Stored entries:
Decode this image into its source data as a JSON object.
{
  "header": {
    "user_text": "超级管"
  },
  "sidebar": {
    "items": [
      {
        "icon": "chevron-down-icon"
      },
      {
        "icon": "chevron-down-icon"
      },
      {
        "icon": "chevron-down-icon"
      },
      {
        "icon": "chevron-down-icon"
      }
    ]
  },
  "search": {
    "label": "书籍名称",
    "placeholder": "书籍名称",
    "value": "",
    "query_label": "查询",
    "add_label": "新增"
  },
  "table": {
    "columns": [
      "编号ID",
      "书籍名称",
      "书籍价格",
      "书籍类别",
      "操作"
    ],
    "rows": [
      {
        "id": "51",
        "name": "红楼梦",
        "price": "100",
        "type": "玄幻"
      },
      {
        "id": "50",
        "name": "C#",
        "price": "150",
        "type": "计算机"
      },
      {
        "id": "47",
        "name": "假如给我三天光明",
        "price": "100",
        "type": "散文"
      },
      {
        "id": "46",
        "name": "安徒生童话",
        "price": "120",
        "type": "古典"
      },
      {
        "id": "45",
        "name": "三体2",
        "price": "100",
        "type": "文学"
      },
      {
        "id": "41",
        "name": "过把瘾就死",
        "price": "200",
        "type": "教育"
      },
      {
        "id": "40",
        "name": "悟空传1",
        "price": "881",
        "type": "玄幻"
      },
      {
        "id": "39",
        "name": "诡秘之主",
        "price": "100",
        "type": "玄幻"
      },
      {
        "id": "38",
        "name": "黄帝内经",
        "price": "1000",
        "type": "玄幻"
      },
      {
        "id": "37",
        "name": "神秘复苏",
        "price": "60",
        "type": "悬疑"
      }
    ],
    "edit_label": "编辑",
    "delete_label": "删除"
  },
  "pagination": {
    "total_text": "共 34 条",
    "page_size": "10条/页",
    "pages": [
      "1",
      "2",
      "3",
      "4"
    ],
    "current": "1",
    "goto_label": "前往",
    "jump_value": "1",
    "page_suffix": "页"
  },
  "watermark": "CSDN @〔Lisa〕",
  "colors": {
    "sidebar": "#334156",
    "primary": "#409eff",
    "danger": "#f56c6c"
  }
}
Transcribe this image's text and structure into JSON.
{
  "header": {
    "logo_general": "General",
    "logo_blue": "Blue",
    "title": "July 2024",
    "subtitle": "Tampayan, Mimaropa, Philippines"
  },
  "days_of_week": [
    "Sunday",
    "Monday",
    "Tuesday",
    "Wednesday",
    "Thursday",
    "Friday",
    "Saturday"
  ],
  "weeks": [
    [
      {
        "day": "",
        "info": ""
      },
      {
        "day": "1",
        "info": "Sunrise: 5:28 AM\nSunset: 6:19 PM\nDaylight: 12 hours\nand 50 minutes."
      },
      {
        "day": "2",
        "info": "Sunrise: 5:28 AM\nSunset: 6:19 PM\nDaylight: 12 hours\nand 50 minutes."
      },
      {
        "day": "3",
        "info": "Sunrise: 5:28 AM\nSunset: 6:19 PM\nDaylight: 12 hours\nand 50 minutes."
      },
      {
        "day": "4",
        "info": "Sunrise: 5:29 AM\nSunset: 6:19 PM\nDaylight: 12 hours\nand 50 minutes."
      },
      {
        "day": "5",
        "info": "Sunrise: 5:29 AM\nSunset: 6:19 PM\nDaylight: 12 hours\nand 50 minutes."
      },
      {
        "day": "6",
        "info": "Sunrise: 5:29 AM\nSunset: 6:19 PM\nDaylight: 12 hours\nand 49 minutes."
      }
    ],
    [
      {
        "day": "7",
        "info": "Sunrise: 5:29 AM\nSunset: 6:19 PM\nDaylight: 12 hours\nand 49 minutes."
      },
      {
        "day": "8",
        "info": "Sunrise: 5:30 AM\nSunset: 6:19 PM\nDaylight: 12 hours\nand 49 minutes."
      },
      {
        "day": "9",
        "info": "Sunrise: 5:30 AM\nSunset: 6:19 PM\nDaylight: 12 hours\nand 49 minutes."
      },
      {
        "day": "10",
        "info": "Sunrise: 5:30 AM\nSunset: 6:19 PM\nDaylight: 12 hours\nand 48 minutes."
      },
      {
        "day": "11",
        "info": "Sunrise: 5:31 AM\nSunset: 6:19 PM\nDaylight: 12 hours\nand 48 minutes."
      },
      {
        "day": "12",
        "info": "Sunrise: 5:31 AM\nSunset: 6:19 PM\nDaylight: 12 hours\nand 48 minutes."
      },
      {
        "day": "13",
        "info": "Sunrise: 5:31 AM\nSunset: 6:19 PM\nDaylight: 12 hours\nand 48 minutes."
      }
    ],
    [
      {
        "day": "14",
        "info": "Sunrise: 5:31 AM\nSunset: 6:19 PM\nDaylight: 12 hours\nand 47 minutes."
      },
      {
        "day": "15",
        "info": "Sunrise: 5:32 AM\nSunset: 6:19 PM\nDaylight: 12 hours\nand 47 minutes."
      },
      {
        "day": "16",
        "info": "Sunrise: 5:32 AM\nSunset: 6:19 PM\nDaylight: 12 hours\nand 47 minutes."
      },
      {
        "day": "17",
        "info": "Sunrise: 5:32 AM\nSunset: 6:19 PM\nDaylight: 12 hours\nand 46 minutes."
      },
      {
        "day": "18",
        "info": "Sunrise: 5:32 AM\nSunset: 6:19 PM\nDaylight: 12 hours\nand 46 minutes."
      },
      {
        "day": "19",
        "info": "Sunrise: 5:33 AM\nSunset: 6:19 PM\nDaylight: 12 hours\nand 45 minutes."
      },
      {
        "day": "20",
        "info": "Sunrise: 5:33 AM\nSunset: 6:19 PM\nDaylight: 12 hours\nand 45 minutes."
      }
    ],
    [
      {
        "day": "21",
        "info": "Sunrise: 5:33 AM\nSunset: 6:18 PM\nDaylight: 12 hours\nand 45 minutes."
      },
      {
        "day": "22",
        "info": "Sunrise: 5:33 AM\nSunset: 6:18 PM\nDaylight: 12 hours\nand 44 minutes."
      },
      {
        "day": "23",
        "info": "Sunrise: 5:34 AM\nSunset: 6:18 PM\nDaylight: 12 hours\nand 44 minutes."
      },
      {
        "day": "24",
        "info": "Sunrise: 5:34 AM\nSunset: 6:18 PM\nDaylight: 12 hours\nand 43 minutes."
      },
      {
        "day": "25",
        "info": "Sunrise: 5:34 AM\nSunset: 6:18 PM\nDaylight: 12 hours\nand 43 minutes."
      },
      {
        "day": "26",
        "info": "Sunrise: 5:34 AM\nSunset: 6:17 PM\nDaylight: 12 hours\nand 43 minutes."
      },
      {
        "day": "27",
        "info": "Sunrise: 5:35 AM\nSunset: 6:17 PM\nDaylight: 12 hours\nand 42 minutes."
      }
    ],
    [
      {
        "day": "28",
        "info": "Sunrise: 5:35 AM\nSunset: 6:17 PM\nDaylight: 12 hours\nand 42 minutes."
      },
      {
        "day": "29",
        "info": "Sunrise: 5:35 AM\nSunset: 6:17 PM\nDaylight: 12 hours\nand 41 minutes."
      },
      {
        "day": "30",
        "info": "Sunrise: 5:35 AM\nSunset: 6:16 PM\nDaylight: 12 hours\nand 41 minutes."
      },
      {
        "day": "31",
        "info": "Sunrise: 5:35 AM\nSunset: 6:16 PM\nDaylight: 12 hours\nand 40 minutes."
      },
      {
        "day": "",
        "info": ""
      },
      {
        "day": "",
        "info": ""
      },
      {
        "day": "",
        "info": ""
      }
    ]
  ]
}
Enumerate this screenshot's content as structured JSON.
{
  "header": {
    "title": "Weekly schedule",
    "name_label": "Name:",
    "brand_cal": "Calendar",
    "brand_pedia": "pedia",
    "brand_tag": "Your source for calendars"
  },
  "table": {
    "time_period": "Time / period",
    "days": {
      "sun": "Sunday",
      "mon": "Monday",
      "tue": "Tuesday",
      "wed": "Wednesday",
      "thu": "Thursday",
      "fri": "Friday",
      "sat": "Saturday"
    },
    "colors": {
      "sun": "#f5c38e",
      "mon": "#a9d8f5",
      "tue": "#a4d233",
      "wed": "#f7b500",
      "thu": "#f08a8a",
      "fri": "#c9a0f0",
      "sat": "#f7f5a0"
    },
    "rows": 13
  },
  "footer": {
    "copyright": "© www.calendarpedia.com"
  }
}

Task description: Gather, from the listing above, every line carrying the word "this".

Complete output:
Decode this image into its source data as a JSON object.
Transcribe this image's text and structure into JSON.
Enumerate this screenshot's content as structured JSON.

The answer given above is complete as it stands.